_WHAT THE TASK ASKS_: Type every record exactly as it appears.

● ● ● ● ●

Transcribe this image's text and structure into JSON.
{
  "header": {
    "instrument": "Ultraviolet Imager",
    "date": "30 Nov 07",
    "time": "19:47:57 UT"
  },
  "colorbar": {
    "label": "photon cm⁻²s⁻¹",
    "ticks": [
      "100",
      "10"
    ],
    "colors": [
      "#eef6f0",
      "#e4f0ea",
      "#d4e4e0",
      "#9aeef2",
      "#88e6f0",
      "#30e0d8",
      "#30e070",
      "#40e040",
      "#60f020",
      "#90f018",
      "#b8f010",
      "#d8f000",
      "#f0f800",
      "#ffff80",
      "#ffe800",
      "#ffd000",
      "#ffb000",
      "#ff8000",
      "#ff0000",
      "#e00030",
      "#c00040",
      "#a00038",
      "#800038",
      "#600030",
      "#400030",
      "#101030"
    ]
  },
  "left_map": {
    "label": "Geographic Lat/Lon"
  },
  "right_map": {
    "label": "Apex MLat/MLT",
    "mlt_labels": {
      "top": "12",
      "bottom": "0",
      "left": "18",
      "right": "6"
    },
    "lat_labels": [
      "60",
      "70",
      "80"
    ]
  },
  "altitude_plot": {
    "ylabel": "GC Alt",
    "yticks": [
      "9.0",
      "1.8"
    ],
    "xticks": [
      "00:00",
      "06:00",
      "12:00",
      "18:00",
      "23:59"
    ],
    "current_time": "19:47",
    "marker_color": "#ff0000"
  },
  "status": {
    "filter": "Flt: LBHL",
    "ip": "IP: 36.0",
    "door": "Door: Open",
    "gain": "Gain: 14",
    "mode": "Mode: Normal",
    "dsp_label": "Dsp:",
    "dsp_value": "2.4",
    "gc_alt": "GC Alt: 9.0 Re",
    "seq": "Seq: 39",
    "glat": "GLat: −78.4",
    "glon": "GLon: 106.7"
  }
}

● ● ● ● ●

_EXERCISE SOLUTION_:
Transcribe this image's text and structure into JSON.
{
  "header": {
    "instrument": "Ultraviolet Imager",
    "date": "30 Nov 07",
    "time": "19:47:57 UT"
  },
  "colorbar": {
    "label": "photon cm⁻²s⁻¹",
    "ticks": [
      "100",
      "10"
    ],
    "colors": [
      "#eef6f0",
      "#e4f0ea",
      "#d4e4e0",
      "#9aeef2",
      "#88e6f0",
      "#30e0d8",
      "#30e070",
      "#40e040",
      "#60f020",
      "#90f018",
      "#b8f010",
      "#d8f000",
      "#f0f800",
      "#ffff80",
      "#ffe800",
      "#ffd000",
      "#ffb000",
      "#ff8000",
      "#ff0000",
      "#e00030",
      "#c00040",
      "#a00038",
      "#800038",
      "#600030",
      "#400030",
      "#101030"
    ]
  },
  "left_map": {
    "label": "Geographic Lat/Lon"
  },
  "right_map": {
    "label": "Apex MLat/MLT",
    "mlt_labels": {
      "top": "12",
      "bottom": "0",
      "left": "18",
      "right": "6"
    },
    "lat_labels": [
      "60",
      "70",
      "80"
    ]
  },
  "altitude_plot": {
    "ylabel": "GC Alt",
    "yticks": [
      "9.0",
      "1.8"
    ],
    "xticks": [
      "00:00",
      "06:00",
      "12:00",
      "18:00",
      "23:59"
    ],
    "current_time": "19:47",
    "marker_color": "#ff0000"
  },
  "status": {
    "filter": "Flt: LBHL",
    "ip": "IP: 36.0",
    "door": "Door: Open",
    "gain": "Gain: 14",
    "mode": "Mode: Normal",
    "dsp_label": "Dsp:",
    "dsp_value": "2.4",
    "gc_alt": "GC Alt: 9.0 Re",
    "seq": "Seq: 39",
    "glat": "GLat: −78.4",
    "glon": "GLon: 106.7"
  }
}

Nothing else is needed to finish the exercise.